Write the records out again, precisely as they stand.

===== Task data

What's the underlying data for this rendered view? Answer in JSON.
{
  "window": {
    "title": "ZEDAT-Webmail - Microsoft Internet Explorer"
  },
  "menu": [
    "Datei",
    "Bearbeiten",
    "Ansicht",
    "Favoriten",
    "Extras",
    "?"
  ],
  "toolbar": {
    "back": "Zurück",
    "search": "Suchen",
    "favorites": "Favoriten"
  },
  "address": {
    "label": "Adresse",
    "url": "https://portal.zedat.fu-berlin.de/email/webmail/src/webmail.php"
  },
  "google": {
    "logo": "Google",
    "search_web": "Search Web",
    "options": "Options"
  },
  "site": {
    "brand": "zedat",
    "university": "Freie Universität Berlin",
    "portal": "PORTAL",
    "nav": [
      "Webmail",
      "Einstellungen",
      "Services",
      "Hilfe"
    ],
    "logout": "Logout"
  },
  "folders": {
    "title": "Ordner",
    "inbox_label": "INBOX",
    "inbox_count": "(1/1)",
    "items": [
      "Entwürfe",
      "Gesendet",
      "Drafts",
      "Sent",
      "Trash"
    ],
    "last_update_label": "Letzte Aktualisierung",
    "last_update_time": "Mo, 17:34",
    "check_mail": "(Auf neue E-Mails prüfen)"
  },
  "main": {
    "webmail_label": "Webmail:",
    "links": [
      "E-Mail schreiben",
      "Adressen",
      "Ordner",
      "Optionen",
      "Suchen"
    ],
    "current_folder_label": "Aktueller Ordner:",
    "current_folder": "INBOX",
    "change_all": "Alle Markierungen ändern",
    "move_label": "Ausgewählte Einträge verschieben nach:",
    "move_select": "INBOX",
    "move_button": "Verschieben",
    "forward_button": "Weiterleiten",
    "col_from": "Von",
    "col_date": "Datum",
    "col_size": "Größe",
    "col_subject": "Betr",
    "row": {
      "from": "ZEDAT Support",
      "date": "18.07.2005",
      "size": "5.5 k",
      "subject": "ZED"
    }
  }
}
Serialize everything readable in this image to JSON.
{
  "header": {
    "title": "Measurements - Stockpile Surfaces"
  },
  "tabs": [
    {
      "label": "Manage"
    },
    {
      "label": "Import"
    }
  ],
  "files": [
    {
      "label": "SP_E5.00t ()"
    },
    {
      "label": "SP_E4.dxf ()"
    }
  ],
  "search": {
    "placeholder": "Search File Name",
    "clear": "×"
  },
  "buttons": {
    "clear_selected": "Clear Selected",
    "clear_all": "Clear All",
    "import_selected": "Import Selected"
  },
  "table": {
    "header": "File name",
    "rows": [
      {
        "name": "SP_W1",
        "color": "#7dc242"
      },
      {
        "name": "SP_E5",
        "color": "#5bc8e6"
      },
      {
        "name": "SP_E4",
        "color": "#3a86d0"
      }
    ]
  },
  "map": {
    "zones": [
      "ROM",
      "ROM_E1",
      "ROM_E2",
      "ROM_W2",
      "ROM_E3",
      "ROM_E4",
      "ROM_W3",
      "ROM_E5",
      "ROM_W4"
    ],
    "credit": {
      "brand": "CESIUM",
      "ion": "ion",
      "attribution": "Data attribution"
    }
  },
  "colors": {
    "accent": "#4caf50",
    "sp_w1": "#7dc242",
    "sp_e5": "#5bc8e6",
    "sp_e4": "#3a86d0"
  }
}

==========

Answer for the task:
What's the underlying data for this rendered view? Answer in JSON.
{
  "window": {
    "title": "ZEDAT-Webmail - Microsoft Internet Explorer"
  },
  "menu": [
    "Datei",
    "Bearbeiten",
    "Ansicht",
    "Favoriten",
    "Extras",
    "?"
  ],
  "toolbar": {
    "back": "Zurück",
    "search": "Suchen",
    "favorites": "Favoriten"
  },
  "address": {
    "label": "Adresse",
    "url": "https://portal.zedat.fu-berlin.de/email/webmail/src/webmail.php"
  },
  "google": {
    "logo": "Google",
    "search_web": "Search Web",
    "options": "Options"
  },
  "site": {
    "brand": "zedat",
    "university": "Freie Universität Berlin",
    "portal": "PORTAL",
    "nav": [
      "Webmail",
      "Einstellungen",
      "Services",
      "Hilfe"
    ],
    "logout": "Logout"
  },
  "folders": {
    "title": "Ordner",
    "inbox_label": "INBOX",
    "inbox_count": "(1/1)",
    "items": [
      "Entwürfe",
      "Gesendet",
      "Drafts",
      "Sent",
      "Trash"
    ],
    "last_update_label": "Letzte Aktualisierung",
    "last_update_time": "Mo, 17:34",
    "check_mail": "(Auf neue E-Mails prüfen)"
  },
  "main": {
    "webmail_label": "Webmail:",
    "links": [
      "E-Mail schreiben",
      "Adressen",
      "Ordner",
      "Optionen",
      "Suchen"
    ],
    "current_folder_label": "Aktueller Ordner:",
    "current_folder": "INBOX",
    "change_all": "Alle Markierungen ändern",
    "move_label": "Ausgewählte Einträge verschieben nach:",
    "move_select": "INBOX",
    "move_button": "Verschieben",
    "forward_button": "Weiterleiten",
    "col_from": "Von",
    "col_date": "Datum",
    "col_size": "Größe",
    "col_subject": "Betr",
    "row": {
      "from": "ZEDAT Support",
      "date": "18.07.2005",
      "size": "5.5 k",
      "subject": "ZED"
    }
  }
}
Serialize everything readable in this image to JSON.
{
  "header": {
    "title": "Measurements - Stockpile Surfaces"
  },
  "tabs": [
    {
      "label": "Manage"
    },
    {
      "label": "Import"
    }
  ],
  "files": [
    {
      "label": "SP_E5.00t ()"
    },
    {
      "label": "SP_E4.dxf ()"
    }
  ],
  "search": {
    "placeholder": "Search File Name",
    "clear": "×"
  },
  "buttons": {
    "clear_selected": "Clear Selected",
    "clear_all": "Clear All",
    "import_selected": "Import Selected"
  },
  "table": {
    "header": "File name",
    "rows": [
      {
        "name": "SP_W1",
        "color": "#7dc242"
      },
      {
        "name": "SP_E5",
        "color": "#5bc8e6"
      },
      {
        "name": "SP_E4",
        "color": "#3a86d0"
      }
    ]
  },
  "map": {
    "zones": [
      "ROM",
      "ROM_E1",
      "ROM_E2",
      "ROM_W2",
      "ROM_E3",
      "ROM_E4",
      "ROM_W3",
      "ROM_E5",
      "ROM_W4"
    ],
    "credit": {
      "brand": "CESIUM",
      "ion": "ion",
      "attribution": "Data attribution"
    }
  },
  "colors": {
    "accent": "#4caf50",
    "sp_w1": "#7dc242",
    "sp_e5": "#5bc8e6",
    "sp_e4": "#3a86d0"
  }
}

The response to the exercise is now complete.